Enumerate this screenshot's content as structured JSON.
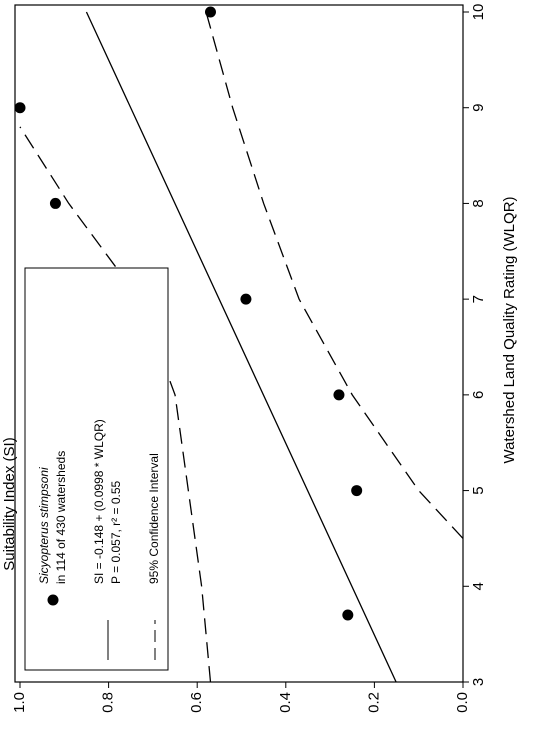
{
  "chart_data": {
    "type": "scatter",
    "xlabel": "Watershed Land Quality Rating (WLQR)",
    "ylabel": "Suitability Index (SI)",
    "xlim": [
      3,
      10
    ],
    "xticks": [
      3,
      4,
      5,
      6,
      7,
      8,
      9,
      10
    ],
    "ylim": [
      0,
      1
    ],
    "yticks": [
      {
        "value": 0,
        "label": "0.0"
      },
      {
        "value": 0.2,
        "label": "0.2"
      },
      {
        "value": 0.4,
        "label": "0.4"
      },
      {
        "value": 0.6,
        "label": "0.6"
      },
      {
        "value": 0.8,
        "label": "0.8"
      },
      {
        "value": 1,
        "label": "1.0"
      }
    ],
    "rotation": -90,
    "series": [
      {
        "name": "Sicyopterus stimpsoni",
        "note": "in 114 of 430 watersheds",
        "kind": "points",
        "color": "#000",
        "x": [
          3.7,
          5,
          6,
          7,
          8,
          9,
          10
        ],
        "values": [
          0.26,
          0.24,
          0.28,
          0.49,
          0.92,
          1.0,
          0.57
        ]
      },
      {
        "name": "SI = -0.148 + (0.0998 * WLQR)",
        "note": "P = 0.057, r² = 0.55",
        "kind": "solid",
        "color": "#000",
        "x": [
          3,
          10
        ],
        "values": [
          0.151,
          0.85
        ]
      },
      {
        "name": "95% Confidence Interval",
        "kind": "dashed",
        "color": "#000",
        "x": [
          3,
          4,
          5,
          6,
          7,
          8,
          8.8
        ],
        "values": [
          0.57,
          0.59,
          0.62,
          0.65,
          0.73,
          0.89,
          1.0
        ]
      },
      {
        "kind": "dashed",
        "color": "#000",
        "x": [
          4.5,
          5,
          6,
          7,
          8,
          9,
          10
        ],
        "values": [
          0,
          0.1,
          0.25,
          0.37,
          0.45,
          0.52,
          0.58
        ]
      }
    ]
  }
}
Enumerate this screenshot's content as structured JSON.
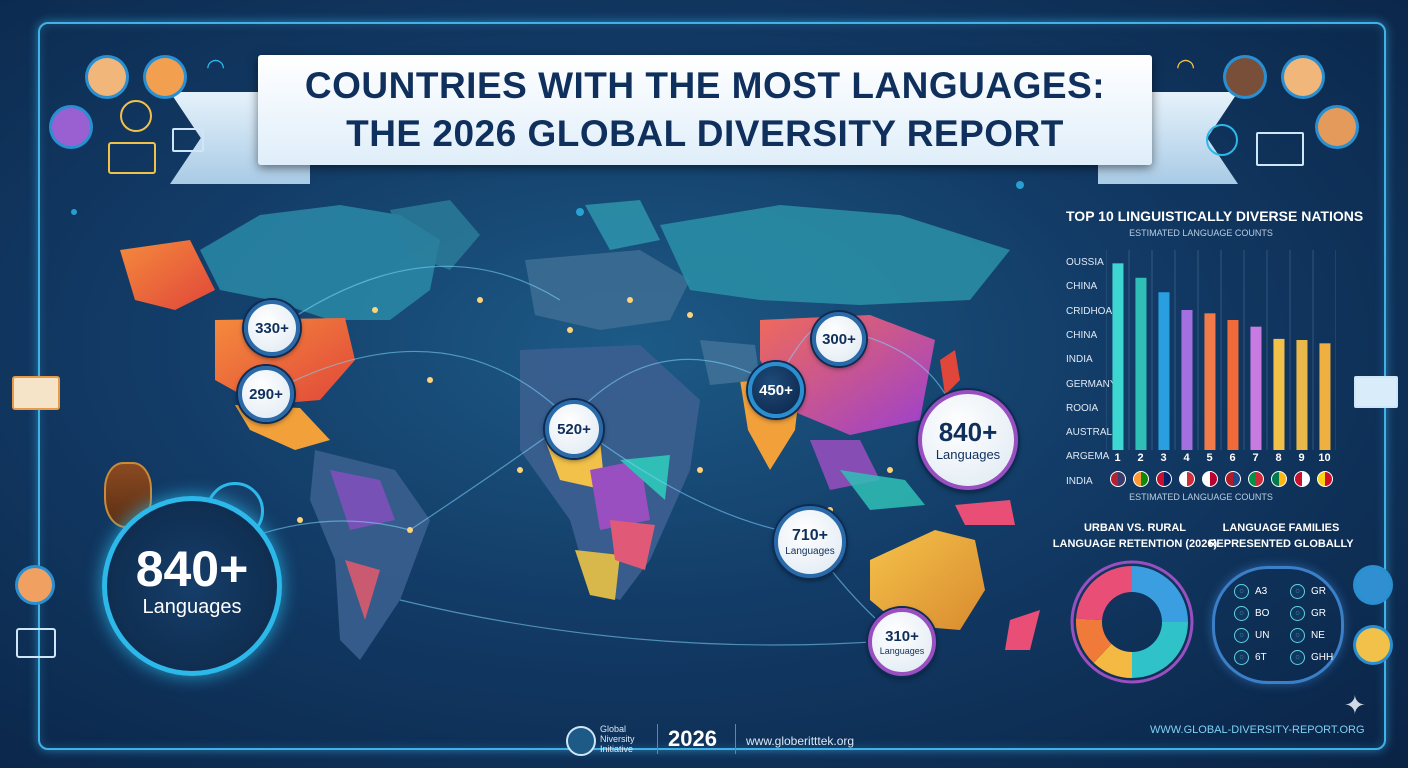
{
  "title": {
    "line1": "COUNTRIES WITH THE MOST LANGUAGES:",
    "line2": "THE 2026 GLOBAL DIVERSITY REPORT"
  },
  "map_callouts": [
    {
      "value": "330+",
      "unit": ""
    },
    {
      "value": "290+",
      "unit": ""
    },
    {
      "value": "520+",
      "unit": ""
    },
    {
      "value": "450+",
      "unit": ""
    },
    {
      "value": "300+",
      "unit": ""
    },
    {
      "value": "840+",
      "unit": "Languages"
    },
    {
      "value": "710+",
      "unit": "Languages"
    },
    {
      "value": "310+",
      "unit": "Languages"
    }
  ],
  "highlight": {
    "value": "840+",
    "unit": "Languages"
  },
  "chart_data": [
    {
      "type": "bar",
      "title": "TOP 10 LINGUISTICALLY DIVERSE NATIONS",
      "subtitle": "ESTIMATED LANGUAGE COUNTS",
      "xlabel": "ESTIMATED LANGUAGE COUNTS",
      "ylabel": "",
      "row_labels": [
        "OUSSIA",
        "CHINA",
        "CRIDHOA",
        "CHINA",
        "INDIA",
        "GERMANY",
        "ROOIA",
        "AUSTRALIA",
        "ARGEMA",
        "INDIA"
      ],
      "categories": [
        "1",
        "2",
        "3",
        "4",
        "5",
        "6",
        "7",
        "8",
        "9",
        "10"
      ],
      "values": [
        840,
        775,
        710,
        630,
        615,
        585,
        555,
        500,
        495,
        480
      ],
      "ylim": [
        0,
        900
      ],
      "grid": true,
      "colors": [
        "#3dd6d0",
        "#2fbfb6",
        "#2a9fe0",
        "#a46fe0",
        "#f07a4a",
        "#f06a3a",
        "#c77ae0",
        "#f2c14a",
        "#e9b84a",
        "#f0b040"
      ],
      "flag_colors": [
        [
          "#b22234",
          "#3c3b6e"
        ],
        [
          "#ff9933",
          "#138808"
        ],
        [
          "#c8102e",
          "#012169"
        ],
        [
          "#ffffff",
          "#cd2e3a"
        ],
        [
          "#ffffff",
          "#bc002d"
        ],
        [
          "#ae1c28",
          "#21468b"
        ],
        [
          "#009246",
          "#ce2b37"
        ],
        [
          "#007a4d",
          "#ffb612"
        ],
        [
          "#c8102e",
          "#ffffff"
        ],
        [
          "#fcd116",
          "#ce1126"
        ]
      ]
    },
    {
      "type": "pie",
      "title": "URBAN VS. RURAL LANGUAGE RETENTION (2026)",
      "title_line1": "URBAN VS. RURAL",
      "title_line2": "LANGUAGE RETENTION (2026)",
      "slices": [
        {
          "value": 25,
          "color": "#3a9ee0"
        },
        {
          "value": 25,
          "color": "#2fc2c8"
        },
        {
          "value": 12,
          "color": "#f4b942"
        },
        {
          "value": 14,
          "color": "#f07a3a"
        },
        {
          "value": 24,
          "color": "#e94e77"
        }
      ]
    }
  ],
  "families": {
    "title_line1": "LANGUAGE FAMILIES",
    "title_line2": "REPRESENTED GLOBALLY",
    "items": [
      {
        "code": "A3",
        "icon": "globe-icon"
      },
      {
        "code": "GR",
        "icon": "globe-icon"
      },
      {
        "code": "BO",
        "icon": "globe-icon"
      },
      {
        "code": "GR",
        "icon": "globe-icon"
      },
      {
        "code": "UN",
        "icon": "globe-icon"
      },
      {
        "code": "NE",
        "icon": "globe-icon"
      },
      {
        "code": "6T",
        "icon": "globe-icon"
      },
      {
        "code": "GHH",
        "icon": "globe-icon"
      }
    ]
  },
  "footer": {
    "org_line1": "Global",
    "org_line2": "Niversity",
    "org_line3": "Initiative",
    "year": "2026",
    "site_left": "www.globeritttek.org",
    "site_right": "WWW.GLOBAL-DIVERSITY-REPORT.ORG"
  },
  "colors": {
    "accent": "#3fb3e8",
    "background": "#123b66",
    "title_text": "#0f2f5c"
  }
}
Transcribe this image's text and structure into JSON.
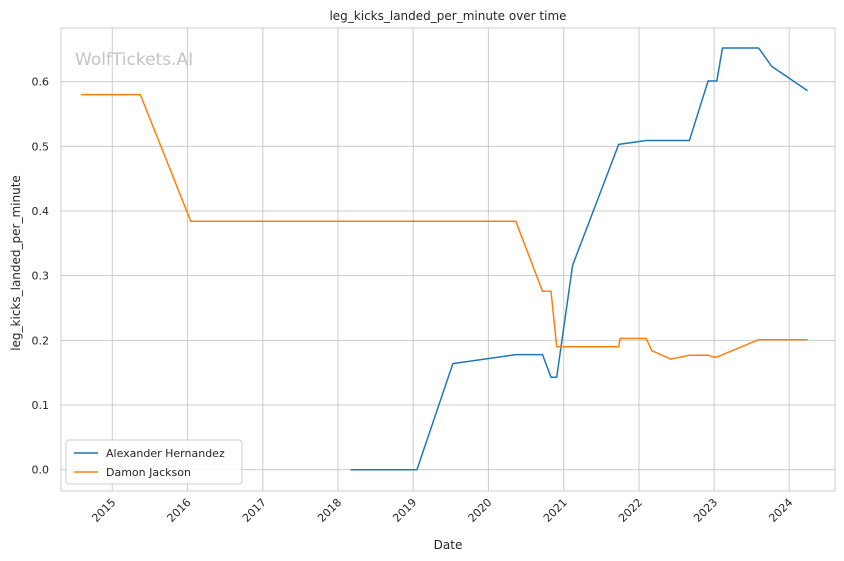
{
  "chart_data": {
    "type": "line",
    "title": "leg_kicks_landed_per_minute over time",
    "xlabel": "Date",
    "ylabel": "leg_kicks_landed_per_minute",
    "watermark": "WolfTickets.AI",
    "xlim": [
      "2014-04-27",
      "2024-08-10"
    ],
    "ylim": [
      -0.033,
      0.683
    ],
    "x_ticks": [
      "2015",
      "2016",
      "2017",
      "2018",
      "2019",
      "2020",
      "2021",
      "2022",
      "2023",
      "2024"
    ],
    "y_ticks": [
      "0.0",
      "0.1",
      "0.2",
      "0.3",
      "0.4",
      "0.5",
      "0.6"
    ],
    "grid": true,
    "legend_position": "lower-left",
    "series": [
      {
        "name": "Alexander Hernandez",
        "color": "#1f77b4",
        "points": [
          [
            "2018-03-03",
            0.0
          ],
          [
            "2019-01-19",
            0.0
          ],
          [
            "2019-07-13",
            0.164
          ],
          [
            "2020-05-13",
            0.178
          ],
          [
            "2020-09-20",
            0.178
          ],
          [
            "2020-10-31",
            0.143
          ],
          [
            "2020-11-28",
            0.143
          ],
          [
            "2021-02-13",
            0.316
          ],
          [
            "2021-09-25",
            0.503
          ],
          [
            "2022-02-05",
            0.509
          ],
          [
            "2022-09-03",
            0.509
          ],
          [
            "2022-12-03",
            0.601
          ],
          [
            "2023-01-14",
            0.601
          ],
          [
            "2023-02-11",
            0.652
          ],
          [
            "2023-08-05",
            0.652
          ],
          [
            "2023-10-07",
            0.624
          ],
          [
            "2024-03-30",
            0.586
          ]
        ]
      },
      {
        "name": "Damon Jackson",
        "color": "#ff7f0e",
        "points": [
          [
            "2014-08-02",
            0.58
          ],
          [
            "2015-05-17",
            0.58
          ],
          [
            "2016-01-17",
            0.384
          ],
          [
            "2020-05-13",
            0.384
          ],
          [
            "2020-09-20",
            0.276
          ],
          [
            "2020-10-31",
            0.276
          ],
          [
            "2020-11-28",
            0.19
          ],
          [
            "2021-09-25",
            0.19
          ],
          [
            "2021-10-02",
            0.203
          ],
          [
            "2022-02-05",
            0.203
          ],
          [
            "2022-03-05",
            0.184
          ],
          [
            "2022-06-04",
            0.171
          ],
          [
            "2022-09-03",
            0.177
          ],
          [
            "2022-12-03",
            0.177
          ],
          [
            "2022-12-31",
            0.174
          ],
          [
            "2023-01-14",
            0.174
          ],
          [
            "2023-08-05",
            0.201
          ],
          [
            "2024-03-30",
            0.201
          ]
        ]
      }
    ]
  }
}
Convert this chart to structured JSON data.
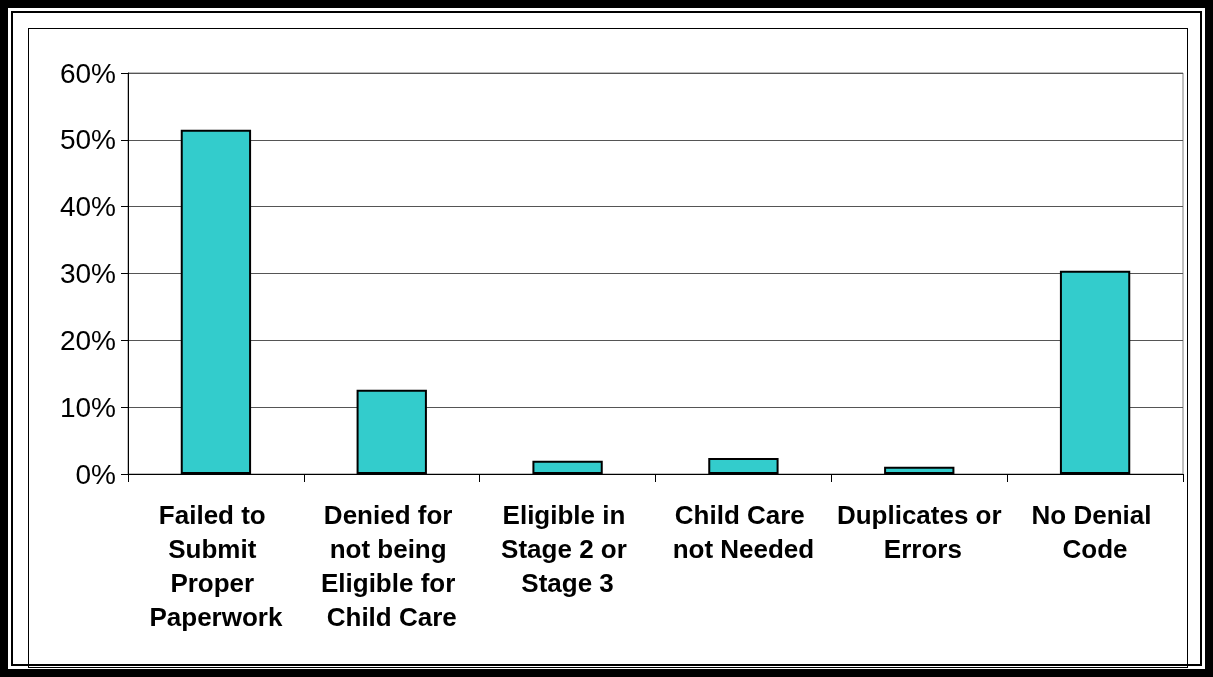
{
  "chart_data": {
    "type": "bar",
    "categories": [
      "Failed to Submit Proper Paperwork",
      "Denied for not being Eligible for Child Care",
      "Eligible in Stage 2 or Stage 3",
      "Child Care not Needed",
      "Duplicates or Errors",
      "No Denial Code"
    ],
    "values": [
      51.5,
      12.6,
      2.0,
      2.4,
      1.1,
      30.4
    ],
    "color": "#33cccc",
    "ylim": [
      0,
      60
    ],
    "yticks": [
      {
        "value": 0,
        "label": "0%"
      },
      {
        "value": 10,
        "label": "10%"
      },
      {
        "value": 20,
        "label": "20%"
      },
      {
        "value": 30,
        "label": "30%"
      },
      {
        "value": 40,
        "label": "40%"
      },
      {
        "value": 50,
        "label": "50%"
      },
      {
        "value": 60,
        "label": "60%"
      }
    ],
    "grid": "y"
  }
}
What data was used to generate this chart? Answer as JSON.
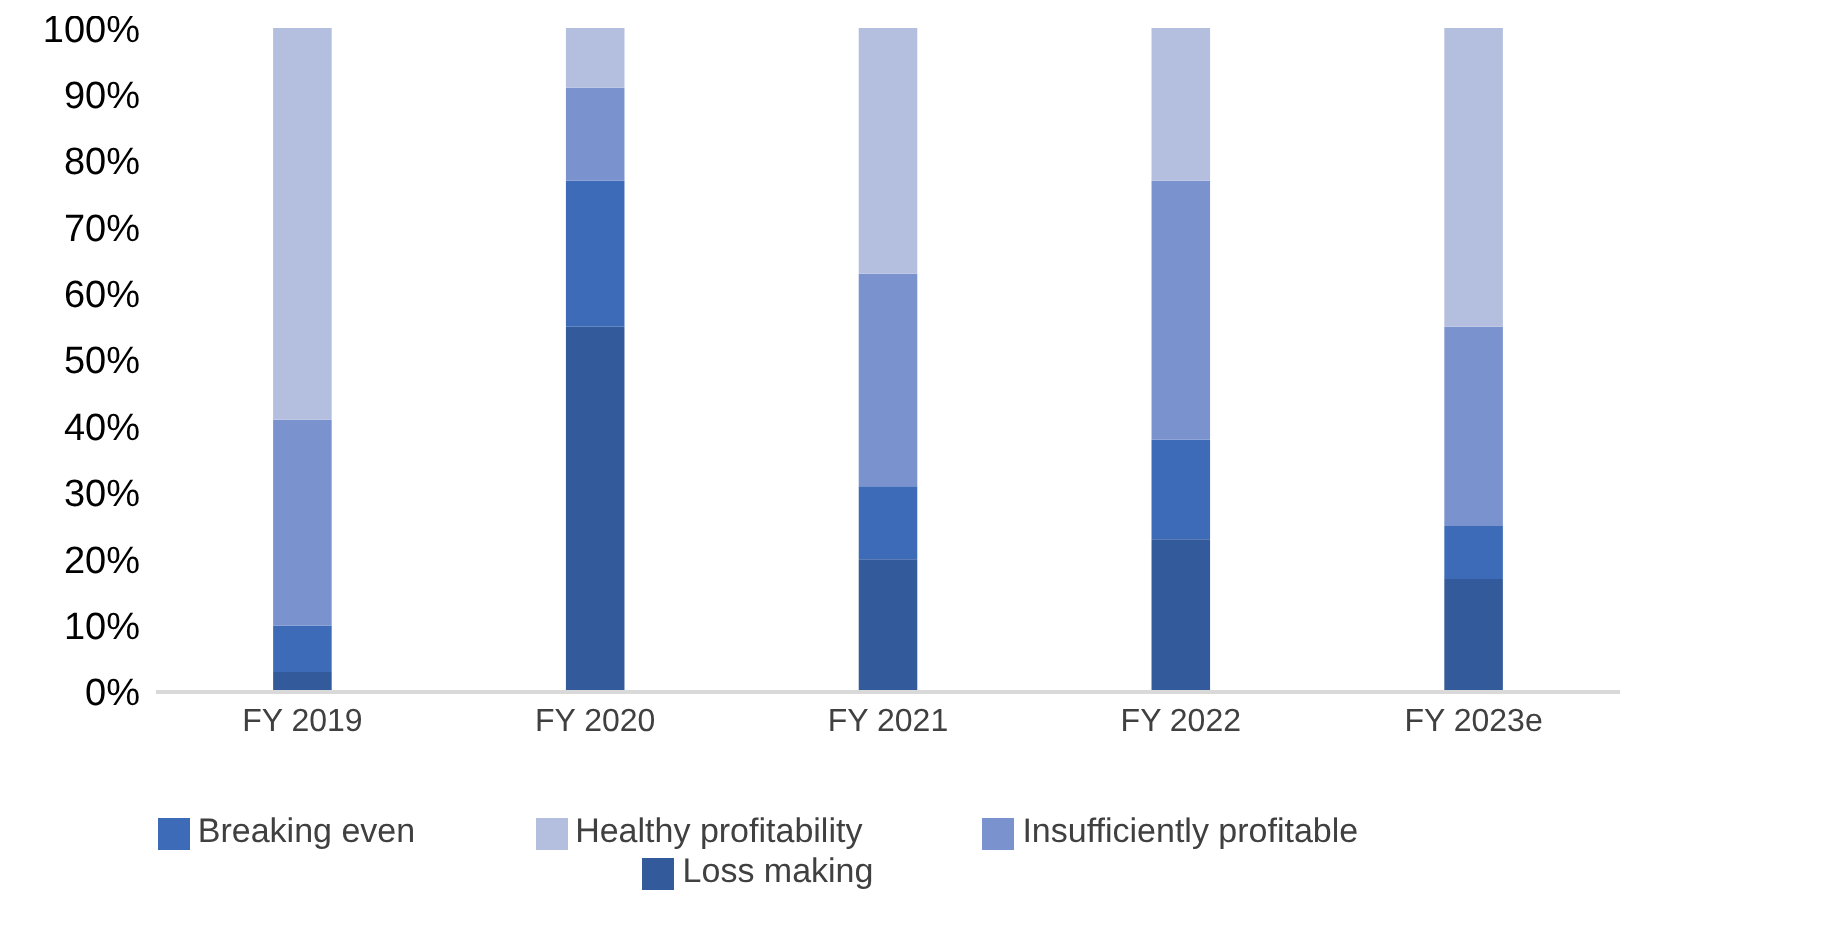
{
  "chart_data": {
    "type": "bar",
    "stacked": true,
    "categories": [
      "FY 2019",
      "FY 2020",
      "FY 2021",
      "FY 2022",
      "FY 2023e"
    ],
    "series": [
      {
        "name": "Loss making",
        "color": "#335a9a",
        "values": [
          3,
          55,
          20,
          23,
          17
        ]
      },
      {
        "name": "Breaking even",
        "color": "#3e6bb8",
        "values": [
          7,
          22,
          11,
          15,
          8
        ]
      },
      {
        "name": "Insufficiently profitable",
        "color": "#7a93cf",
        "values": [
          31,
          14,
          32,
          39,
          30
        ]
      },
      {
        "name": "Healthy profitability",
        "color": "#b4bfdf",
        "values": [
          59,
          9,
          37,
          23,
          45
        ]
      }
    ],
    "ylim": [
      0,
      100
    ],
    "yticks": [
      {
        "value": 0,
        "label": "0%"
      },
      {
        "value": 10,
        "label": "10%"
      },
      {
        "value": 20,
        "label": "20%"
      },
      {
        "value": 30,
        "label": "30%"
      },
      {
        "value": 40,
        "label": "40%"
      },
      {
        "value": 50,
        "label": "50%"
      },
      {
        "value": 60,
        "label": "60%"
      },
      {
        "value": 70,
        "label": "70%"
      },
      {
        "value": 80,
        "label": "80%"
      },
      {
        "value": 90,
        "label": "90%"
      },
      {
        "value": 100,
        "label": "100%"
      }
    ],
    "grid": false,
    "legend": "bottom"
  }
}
★ ★ ★ ★ ★
Show the lines that mention the word "Care".

      "Denied for not being Eligible for Child Care",
      "Child Care not Needed",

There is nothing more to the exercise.